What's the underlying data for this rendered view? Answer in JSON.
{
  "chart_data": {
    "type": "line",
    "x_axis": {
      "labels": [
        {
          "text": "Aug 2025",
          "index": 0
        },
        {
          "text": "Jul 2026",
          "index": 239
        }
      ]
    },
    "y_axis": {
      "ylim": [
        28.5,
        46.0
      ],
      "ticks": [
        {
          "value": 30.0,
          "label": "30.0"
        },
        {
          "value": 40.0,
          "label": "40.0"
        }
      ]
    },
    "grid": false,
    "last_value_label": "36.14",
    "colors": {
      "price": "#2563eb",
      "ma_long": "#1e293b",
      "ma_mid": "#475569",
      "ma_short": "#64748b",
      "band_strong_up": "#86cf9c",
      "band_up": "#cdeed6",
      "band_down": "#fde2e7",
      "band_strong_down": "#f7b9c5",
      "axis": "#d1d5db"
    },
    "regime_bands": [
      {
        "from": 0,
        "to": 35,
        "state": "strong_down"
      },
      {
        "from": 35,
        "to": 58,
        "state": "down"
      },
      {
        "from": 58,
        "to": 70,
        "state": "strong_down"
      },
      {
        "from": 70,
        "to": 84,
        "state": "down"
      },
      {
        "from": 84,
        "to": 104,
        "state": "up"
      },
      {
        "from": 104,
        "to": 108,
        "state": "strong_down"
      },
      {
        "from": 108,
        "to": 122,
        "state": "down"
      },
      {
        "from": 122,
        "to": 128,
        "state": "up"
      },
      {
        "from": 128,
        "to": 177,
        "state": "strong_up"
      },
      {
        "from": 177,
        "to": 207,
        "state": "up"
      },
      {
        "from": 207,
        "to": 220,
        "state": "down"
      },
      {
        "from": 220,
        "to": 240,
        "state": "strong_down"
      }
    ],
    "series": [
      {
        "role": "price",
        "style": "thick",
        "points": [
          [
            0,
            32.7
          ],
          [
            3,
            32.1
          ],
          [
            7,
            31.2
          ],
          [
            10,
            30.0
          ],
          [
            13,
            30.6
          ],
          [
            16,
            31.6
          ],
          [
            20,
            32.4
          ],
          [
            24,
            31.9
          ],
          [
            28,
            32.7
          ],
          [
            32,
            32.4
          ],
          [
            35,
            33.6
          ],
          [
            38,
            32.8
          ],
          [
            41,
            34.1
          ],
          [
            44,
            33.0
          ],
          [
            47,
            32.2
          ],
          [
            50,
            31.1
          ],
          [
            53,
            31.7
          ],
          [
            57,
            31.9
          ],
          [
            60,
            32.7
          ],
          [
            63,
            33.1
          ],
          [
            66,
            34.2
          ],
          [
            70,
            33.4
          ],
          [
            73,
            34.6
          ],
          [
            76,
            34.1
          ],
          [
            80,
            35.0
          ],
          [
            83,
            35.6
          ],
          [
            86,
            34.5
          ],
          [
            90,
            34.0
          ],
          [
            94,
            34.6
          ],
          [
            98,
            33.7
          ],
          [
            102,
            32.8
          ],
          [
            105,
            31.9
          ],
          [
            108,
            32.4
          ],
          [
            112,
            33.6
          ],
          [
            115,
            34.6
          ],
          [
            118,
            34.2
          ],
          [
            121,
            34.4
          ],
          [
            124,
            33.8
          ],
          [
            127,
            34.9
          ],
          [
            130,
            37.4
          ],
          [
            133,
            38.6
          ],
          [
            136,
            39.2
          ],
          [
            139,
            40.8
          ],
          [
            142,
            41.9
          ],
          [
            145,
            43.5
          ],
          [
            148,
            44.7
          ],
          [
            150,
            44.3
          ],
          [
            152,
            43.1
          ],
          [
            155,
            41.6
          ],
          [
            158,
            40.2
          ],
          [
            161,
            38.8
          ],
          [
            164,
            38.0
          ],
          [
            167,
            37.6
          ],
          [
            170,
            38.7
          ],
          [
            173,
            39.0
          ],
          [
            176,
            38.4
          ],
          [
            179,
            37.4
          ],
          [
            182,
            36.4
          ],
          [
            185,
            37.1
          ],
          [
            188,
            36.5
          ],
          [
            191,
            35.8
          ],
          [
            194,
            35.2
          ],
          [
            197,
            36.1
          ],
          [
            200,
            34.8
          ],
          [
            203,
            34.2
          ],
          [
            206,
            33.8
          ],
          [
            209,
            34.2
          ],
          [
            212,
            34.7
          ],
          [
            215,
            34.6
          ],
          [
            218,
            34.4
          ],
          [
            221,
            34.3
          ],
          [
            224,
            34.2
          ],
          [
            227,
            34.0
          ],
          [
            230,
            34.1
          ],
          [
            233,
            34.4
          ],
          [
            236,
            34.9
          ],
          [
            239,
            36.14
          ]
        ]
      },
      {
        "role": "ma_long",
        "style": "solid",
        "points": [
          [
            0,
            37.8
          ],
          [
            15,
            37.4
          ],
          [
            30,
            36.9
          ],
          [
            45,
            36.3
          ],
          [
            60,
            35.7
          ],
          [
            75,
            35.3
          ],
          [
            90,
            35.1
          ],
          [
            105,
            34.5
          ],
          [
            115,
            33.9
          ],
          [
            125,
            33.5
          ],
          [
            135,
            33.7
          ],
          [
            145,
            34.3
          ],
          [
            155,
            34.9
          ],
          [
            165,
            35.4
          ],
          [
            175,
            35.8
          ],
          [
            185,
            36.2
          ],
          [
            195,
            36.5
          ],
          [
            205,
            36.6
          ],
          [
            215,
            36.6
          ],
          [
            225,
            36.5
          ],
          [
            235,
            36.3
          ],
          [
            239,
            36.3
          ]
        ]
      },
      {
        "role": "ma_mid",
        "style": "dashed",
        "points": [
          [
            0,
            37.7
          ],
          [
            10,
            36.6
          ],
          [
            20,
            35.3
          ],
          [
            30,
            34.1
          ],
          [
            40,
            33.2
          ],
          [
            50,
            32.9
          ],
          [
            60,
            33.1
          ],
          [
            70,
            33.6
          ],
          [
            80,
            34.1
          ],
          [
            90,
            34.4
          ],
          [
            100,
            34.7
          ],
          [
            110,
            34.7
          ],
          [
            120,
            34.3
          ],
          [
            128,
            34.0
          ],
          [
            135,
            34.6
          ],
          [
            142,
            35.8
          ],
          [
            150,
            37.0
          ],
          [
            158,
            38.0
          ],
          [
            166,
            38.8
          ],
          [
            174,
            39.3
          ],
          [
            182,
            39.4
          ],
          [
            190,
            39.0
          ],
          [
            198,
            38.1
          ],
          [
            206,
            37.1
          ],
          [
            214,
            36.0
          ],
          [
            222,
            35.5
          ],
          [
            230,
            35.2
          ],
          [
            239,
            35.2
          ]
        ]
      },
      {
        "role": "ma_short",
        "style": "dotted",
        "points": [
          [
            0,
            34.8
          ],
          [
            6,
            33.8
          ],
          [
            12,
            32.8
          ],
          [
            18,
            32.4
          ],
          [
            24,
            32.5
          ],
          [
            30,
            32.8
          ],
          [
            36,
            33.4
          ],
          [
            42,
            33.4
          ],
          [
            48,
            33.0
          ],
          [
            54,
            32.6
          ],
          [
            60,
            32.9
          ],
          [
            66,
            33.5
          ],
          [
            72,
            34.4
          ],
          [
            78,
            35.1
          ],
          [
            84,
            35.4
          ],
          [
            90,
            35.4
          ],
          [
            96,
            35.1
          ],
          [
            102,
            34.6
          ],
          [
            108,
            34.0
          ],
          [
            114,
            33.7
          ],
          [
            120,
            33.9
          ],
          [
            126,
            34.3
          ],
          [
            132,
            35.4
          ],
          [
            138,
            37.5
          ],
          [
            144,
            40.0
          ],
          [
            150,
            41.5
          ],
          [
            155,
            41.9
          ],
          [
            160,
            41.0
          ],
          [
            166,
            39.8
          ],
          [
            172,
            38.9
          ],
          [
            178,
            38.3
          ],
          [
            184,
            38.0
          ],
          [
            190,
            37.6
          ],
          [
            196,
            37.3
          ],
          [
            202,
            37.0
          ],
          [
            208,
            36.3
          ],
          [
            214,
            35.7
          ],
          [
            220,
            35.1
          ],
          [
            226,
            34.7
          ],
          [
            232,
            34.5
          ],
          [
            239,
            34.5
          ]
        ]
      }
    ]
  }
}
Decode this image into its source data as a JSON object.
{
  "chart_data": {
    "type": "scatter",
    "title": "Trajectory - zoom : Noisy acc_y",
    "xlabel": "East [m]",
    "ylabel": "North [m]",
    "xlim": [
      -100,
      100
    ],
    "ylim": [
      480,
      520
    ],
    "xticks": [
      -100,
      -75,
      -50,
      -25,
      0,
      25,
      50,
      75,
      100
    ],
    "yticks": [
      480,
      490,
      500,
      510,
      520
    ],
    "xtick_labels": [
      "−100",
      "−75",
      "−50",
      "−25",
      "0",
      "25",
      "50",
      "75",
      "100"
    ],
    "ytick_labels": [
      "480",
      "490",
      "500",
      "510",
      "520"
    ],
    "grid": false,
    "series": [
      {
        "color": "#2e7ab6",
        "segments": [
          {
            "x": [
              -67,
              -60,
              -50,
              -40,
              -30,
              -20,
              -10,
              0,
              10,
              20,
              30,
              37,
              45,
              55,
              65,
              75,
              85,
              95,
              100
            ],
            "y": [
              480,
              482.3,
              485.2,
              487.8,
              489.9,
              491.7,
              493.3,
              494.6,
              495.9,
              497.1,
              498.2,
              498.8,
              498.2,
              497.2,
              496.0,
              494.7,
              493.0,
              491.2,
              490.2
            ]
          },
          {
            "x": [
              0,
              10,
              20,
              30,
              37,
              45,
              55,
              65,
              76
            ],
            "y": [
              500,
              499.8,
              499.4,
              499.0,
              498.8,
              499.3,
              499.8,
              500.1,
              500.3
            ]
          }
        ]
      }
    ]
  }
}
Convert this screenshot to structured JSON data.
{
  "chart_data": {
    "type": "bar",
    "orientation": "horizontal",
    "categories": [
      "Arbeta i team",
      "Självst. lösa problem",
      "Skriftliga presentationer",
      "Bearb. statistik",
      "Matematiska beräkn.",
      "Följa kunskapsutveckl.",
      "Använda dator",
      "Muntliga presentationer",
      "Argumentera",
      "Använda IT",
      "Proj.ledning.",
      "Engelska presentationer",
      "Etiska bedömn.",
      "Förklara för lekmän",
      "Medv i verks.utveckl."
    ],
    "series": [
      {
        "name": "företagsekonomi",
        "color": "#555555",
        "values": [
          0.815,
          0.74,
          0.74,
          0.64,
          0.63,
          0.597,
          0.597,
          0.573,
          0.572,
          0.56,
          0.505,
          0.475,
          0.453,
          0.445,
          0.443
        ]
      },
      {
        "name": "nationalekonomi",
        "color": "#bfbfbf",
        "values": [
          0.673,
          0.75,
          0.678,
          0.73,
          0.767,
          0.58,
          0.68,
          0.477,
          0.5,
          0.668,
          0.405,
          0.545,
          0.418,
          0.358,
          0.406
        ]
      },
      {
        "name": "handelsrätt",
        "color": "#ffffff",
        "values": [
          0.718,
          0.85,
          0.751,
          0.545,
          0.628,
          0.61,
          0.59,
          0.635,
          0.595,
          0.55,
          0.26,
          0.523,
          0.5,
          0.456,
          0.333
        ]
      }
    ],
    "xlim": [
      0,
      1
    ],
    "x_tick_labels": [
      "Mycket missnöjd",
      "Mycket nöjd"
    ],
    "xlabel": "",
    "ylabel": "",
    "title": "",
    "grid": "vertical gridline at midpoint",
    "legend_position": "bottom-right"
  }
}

## Work required
Identify and list each line with the word "role".

## Answer in full
        "role": "price",
        "role": "ma_long",
        "role": "ma_mid",
        "role": "ma_short",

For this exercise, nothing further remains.